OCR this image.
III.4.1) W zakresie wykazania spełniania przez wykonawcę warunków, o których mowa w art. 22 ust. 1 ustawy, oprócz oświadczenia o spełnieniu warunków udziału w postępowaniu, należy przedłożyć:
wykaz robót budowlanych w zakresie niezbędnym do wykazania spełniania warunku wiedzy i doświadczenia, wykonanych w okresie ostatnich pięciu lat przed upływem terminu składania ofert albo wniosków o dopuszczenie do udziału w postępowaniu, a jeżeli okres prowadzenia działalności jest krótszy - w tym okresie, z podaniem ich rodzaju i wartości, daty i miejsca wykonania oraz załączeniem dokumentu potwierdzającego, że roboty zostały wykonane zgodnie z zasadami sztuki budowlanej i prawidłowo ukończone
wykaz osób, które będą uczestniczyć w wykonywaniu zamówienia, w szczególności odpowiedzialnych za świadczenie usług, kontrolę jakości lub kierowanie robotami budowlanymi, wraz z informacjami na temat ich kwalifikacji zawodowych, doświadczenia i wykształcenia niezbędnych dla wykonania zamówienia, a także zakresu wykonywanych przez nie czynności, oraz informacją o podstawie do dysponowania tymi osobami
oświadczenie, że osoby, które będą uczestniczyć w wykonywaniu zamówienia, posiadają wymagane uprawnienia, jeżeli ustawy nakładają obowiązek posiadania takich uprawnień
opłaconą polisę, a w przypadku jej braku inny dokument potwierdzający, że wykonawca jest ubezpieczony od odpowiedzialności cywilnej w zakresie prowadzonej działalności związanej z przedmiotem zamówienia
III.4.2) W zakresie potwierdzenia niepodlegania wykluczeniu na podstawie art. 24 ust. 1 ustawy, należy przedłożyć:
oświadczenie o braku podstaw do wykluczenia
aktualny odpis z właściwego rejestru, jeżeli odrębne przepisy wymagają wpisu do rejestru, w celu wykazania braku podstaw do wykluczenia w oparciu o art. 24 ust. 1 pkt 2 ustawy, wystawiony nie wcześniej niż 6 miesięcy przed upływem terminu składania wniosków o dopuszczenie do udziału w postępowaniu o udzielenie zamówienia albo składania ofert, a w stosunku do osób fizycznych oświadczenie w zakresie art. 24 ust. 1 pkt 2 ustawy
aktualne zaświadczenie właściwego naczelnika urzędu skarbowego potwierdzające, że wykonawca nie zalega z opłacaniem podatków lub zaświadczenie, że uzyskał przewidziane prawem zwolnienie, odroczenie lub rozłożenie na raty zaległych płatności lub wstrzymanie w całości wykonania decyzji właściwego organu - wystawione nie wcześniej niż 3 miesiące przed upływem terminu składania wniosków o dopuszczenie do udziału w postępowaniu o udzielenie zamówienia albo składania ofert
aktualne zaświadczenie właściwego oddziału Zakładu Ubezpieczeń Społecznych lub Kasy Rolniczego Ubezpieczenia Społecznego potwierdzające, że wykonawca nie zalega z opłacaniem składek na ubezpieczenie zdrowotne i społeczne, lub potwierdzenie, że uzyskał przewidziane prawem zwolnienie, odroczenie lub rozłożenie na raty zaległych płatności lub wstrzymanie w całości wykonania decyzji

____

# THE PROBLEM
Copy down the material exactly as written.

# THE SOLUTION
OCR this image.
III.4.1) W zakresie wykazania spełniania przez wykonawcę warunków, o których mowa w art. 22 ust. 1 ustawy, oprócz oświadczenia o spełnieniu warunków udziału w postępowaniu, należy przedłożyć:
wykaz robót budowlanych w zakresie niezbędnym do wykazania spełniania warunku wiedzy i doświadczenia, wykonanych w okresie ostatnich pięciu lat przed upływem terminu składania ofert albo wniosków o dopuszczenie do udziału w postępowaniu, a jeżeli okres prowadzenia działalności jest krótszy - w tym okresie, z podaniem ich rodzaju i wartości, daty i miejsca wykonania oraz załączeniem dokumentu potwierdzającego, że roboty zostały wykonane zgodnie z zasadami sztuki budowlanej i prawidłowo ukończone
wykaz osób, które będą uczestniczyć w wykonywaniu zamówienia, w szczególności odpowiedzialnych za świadczenie usług, kontrolę jakości lub kierowanie robotami budowlanymi, wraz z informacjami na temat ich kwalifikacji zawodowych, doświadczenia i wykształcenia niezbędnych dla wykonania zamówienia, a także zakresu wykonywanych przez nie czynności, oraz informacją o podstawie do dysponowania tymi osobami
oświadczenie, że osoby, które będą uczestniczyć w wykonywaniu zamówienia, posiadają wymagane uprawnienia, jeżeli ustawy nakładają obowiązek posiadania takich uprawnień
opłaconą polisę, a w przypadku jej braku inny dokument potwierdzający, że wykonawca jest ubezpieczony od odpowiedzialności cywilnej w zakresie prowadzonej działalności związanej z przedmiotem zamówienia
III.4.2) W zakresie potwierdzenia niepodlegania wykluczeniu na podstawie art. 24 ust. 1 ustawy, należy przedłożyć:
oświadczenie o braku podstaw do wykluczenia
aktualny odpis z właściwego rejestru, jeżeli odrębne przepisy wymagają wpisu do rejestru, w celu wykazania braku podstaw do wykluczenia w oparciu o art. 24 ust. 1 pkt 2 ustawy, wystawiony nie wcześniej niż 6 miesięcy przed upływem terminu składania wniosków o dopuszczenie do udziału w postępowaniu o udzielenie zamówienia albo składania ofert, a w stosunku do osób fizycznych oświadczenie w zakresie art. 24 ust. 1 pkt 2 ustawy
aktualne zaświadczenie właściwego naczelnika urzędu skarbowego potwierdzające, że wykonawca nie zalega z opłacaniem podatków lub zaświadczenie, że uzyskał przewidziane prawem zwolnienie, odroczenie lub rozłożenie na raty zaległych płatności lub wstrzymanie w całości wykonania decyzji właściwego organu - wystawione nie wcześniej niż 3 miesiące przed upływem terminu składania wniosków o dopuszczenie do udziału w postępowaniu o udzielenie zamówienia albo składania ofert
aktualne zaświadczenie właściwego oddziału Zakładu Ubezpieczeń Społecznych lub Kasy Rolniczego Ubezpieczenia Społecznego potwierdzające, że wykonawca nie zalega z opłacaniem składek na ubezpieczenie zdrowotne i społeczne, lub potwierdzenie, że uzyskał przewidziane prawem zwolnienie, odroczenie lub rozłożenie na raty zaległych płatności lub wstrzymanie w całości wykonania decyzji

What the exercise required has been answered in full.